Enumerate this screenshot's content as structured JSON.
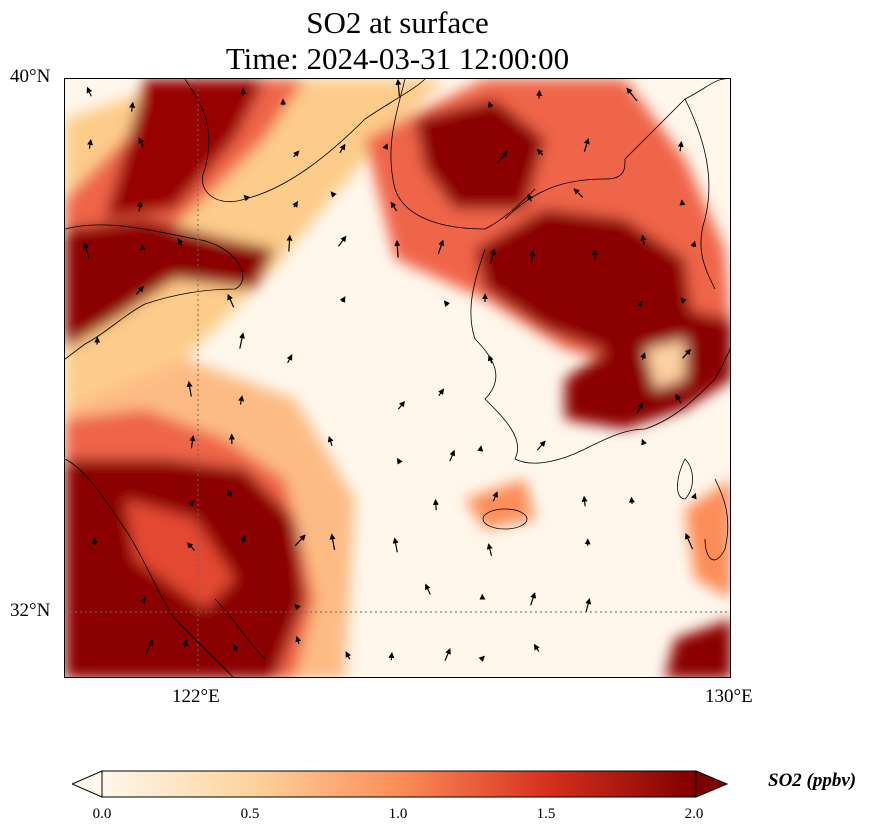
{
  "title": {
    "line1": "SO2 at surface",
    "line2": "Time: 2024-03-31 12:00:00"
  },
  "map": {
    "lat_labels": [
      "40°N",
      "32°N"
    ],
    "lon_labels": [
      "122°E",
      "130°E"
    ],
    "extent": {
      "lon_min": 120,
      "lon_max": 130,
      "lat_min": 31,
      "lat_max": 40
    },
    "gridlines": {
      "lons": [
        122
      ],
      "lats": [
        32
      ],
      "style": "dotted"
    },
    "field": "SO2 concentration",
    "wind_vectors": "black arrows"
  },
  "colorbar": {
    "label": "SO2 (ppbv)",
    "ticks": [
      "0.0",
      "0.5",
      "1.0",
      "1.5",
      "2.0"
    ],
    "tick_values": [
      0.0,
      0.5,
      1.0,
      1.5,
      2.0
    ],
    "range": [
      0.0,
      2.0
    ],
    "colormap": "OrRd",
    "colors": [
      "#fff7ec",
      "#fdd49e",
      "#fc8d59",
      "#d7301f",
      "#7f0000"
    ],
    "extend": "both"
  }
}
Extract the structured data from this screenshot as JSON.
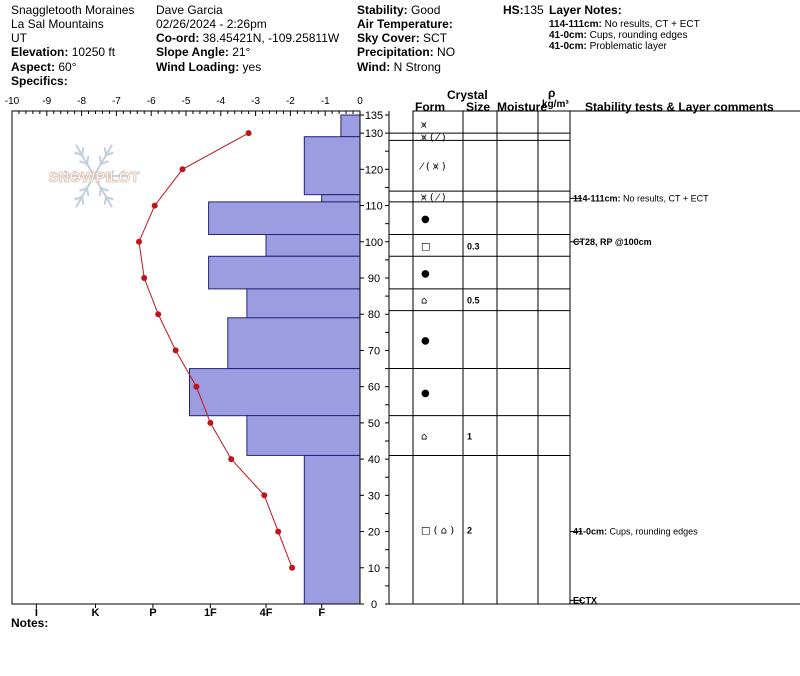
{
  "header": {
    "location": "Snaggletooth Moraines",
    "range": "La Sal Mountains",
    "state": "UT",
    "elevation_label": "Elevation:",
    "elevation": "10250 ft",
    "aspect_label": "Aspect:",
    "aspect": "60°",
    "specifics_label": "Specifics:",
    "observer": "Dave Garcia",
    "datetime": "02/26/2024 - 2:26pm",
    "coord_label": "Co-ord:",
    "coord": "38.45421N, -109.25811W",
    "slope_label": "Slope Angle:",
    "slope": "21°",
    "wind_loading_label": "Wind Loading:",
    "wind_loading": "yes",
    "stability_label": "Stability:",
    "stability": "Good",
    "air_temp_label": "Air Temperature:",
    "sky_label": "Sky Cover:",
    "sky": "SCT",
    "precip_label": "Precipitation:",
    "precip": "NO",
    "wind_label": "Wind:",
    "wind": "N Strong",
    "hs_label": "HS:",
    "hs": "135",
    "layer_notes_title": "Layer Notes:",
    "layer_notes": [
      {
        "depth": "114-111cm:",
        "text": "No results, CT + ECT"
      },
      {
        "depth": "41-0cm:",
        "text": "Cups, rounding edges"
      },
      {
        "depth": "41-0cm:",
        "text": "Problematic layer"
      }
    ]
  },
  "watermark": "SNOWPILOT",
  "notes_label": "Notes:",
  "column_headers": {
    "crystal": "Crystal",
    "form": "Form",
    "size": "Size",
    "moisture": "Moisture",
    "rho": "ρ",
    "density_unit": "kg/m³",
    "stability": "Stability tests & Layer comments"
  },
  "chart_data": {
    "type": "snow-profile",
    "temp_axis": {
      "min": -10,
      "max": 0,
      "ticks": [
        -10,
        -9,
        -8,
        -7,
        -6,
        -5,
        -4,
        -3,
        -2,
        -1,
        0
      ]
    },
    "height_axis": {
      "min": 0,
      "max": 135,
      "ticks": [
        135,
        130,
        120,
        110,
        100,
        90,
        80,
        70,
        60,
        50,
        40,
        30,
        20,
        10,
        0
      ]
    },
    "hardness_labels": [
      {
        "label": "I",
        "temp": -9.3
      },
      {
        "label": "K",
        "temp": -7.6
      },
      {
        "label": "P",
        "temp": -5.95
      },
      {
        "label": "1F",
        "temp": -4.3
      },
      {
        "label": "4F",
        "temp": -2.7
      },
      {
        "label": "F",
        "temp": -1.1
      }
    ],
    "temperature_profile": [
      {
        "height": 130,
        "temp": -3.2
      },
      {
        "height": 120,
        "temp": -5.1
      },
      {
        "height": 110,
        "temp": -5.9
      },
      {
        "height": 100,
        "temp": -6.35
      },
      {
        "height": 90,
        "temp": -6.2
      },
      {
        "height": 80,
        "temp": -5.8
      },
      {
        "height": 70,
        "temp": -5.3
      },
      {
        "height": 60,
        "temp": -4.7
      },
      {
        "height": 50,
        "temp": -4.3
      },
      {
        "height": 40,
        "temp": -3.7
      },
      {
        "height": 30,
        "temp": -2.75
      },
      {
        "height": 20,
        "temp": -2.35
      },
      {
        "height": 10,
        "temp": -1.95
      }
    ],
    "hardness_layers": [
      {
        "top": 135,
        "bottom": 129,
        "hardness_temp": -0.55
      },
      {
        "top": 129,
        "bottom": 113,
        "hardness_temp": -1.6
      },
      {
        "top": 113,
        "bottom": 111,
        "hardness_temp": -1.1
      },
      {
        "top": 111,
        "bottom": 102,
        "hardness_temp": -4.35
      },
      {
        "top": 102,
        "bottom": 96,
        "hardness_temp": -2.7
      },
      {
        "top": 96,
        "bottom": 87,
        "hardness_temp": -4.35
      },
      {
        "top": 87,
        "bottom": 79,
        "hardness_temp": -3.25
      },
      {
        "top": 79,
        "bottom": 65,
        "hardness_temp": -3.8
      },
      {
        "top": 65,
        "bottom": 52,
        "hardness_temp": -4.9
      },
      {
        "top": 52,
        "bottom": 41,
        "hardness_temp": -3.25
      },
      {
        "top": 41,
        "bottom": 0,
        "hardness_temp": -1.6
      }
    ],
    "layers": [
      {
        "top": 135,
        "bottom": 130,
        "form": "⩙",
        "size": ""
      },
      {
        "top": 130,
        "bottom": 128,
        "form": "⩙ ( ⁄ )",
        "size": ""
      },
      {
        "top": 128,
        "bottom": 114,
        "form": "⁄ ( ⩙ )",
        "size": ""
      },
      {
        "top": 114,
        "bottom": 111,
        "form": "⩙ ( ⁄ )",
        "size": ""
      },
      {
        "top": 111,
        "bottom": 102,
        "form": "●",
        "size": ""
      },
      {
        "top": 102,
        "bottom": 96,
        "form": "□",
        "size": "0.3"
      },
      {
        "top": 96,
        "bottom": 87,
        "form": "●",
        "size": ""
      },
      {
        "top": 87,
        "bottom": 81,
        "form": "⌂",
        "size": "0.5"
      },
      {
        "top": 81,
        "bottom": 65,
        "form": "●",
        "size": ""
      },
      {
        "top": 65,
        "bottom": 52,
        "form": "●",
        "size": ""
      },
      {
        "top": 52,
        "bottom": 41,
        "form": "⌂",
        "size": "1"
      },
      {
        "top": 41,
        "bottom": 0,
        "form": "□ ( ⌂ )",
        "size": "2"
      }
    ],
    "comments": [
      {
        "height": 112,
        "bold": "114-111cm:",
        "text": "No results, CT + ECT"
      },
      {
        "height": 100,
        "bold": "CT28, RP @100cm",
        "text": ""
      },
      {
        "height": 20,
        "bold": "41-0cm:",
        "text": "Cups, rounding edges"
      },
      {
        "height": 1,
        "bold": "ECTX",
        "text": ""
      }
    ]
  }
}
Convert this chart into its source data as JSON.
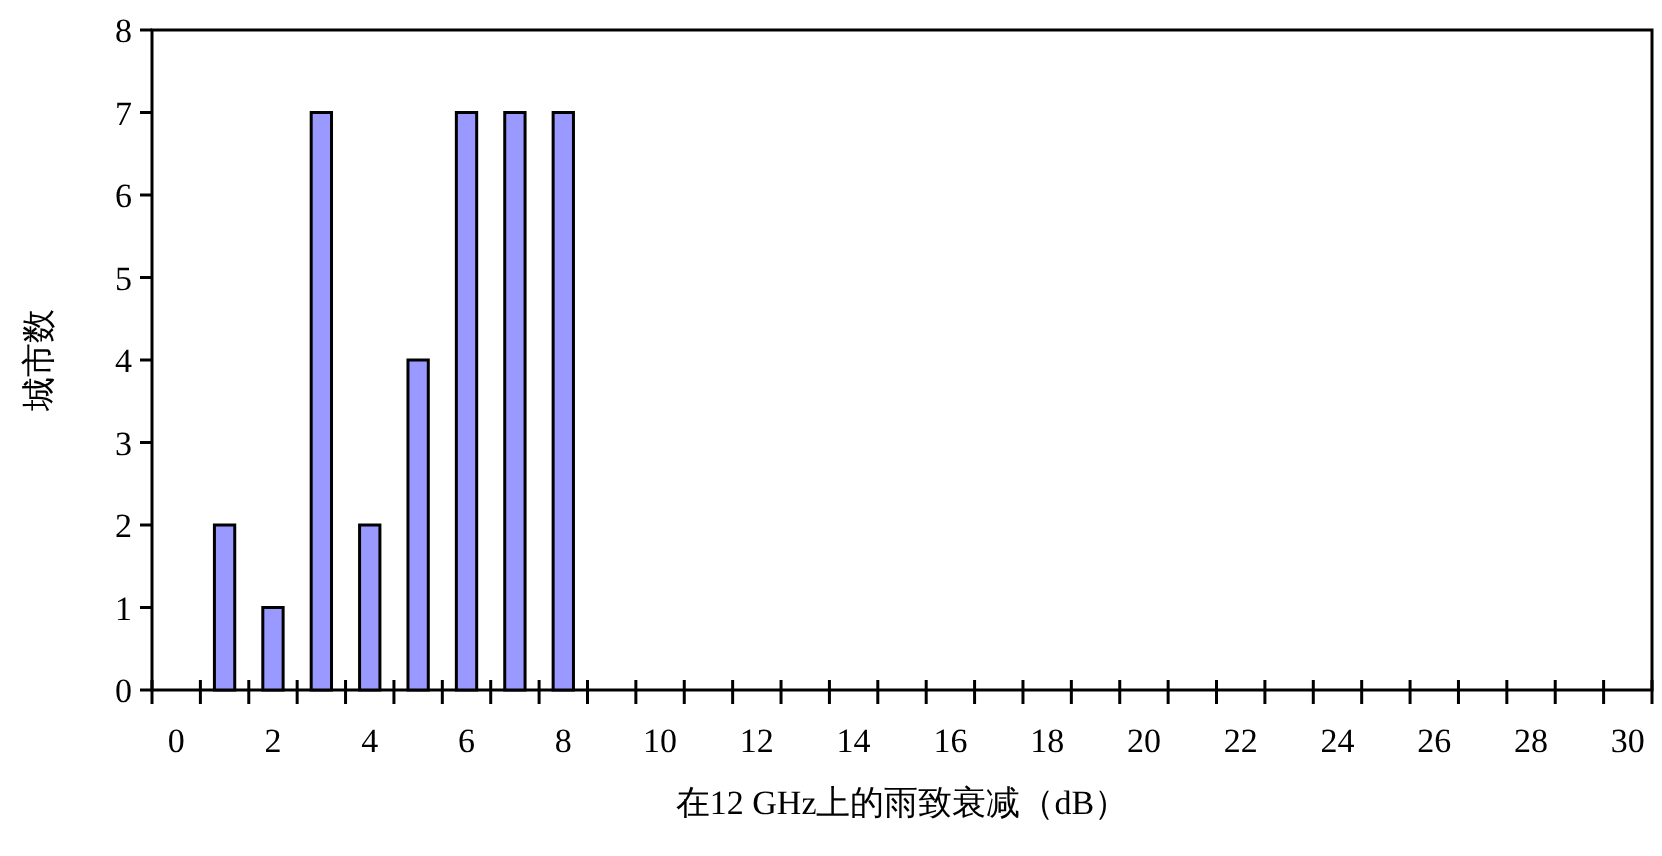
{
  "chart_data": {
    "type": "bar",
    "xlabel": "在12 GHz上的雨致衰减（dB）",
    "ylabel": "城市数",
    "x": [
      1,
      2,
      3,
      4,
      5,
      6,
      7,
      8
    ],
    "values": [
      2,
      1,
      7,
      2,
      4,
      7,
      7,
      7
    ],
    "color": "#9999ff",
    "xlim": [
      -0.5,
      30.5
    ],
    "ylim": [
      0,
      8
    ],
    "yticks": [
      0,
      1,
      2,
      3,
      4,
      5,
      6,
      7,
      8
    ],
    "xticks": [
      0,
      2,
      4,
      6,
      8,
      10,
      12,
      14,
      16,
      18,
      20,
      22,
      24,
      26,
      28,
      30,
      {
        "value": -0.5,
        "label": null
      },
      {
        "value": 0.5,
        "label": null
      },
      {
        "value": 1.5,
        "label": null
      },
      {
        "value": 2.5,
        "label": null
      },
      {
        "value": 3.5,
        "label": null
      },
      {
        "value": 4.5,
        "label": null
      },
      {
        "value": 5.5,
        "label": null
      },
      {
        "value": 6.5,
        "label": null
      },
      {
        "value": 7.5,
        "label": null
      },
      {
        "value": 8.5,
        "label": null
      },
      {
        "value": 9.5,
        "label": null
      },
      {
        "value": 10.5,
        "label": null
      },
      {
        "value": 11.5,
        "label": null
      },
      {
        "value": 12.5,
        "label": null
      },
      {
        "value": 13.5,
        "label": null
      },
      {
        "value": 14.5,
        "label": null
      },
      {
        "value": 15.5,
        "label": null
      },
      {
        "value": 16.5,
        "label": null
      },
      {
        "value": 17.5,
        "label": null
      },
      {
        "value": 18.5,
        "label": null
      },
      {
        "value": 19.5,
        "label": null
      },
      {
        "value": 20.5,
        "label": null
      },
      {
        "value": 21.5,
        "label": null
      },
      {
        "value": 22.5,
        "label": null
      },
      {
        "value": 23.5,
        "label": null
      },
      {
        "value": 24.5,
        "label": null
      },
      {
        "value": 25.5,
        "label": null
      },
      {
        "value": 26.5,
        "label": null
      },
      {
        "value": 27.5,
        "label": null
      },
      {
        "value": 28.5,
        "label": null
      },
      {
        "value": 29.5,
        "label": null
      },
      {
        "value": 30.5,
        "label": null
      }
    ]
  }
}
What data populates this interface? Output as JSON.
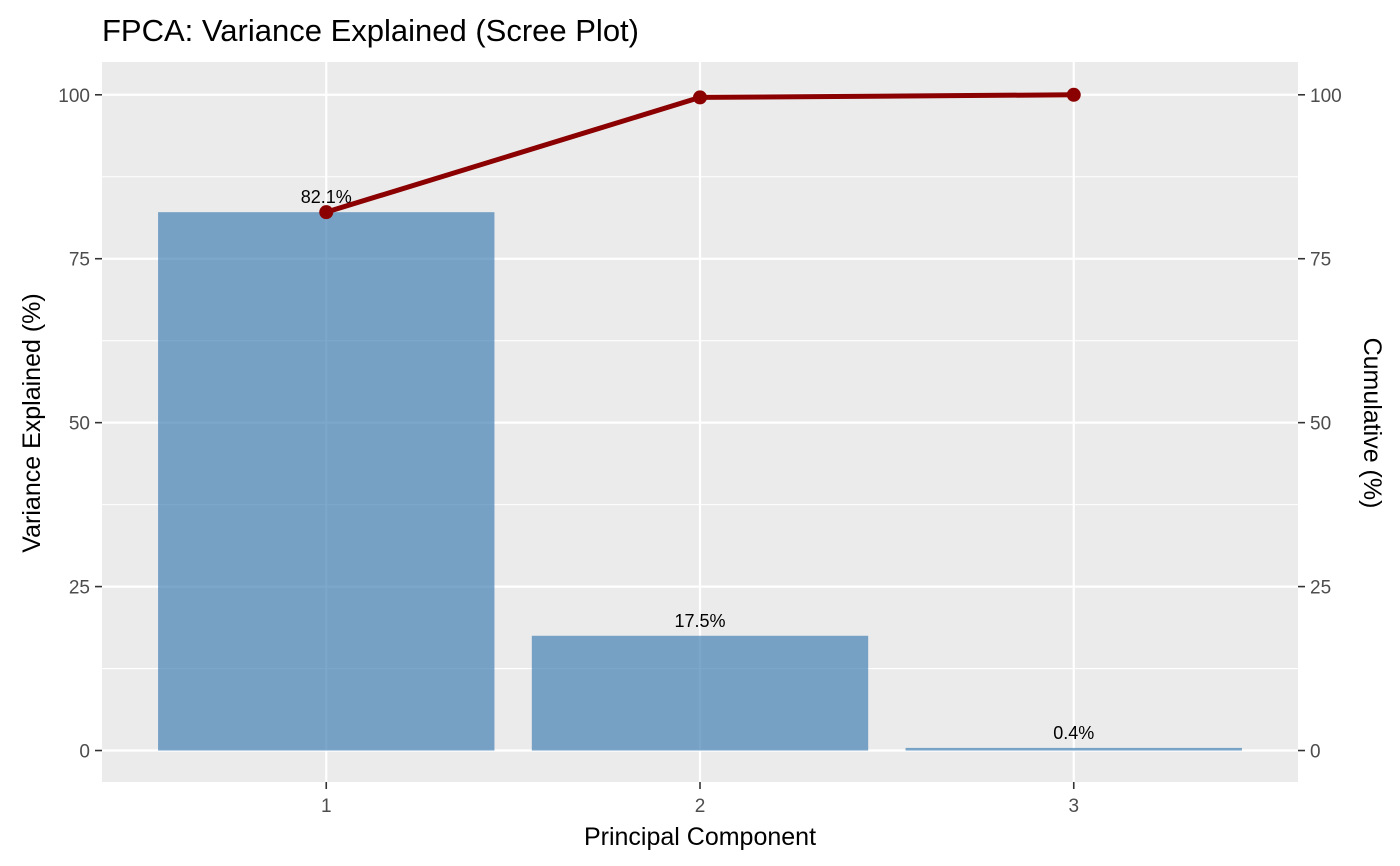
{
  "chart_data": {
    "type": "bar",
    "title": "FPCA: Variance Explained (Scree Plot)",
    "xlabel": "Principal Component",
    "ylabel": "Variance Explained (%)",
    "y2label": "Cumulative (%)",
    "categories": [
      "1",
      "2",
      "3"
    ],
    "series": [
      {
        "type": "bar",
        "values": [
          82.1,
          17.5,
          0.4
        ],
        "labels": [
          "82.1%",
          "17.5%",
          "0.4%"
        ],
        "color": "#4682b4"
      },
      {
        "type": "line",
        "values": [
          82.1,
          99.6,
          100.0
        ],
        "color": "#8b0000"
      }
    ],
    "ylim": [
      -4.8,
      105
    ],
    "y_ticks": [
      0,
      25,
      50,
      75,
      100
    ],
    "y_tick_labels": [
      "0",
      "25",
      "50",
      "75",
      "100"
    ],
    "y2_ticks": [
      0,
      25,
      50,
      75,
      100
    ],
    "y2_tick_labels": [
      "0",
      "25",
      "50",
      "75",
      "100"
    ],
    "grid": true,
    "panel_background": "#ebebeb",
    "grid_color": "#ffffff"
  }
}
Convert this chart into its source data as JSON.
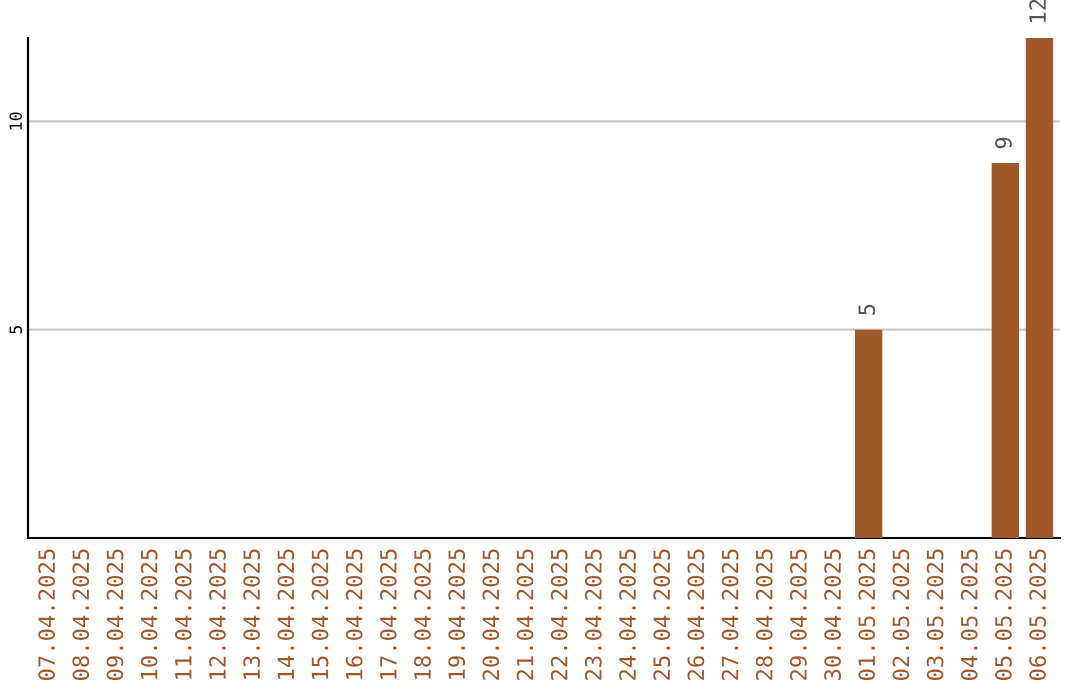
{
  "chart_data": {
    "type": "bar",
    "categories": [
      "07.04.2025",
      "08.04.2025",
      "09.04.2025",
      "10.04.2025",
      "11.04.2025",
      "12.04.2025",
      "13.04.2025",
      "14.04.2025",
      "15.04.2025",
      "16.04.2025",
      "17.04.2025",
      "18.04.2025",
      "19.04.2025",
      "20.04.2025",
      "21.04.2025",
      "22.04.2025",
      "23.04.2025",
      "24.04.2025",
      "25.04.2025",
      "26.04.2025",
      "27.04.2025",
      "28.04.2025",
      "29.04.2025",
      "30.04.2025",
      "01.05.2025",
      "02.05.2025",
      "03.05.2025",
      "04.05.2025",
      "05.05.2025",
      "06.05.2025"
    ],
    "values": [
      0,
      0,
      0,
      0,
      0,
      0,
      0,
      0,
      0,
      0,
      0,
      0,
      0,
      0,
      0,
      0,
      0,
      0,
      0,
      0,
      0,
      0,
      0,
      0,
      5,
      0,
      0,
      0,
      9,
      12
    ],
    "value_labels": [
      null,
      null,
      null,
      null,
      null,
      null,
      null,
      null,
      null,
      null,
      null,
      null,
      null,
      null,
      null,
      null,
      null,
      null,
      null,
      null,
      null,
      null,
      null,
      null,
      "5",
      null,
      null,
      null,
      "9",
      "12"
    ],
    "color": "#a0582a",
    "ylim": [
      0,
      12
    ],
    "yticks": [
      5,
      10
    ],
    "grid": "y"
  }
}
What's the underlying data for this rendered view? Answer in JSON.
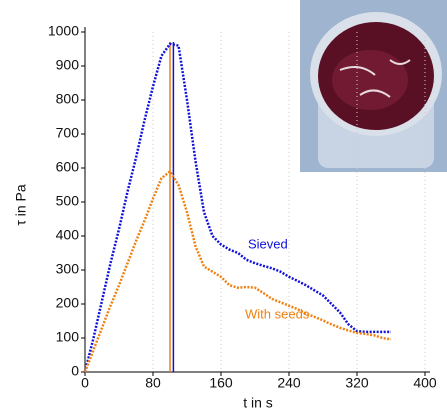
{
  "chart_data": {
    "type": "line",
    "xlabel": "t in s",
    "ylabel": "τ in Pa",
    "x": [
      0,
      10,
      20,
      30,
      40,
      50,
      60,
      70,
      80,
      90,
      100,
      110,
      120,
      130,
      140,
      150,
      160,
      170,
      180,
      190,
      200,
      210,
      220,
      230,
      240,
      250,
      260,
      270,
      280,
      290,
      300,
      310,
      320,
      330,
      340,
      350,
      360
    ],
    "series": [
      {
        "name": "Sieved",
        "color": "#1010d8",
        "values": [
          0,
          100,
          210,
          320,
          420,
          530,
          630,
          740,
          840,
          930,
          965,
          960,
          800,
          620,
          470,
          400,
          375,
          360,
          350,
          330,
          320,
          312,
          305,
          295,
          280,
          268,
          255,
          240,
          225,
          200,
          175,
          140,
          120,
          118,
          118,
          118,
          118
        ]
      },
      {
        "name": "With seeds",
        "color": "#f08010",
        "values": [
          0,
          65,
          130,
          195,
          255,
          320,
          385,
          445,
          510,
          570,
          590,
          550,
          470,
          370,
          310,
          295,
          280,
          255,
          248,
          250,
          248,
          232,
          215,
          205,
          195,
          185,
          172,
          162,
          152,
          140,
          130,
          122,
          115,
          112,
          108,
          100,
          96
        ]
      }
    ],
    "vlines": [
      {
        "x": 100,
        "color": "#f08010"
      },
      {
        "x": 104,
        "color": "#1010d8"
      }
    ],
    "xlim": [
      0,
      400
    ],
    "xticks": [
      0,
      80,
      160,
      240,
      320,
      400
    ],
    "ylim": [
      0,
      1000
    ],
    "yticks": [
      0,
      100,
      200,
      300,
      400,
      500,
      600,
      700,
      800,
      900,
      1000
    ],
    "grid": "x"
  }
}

Your task →
Ascertain the number of lines in the entries that include the word "this", and report only that number.

Answer to the exercise →
6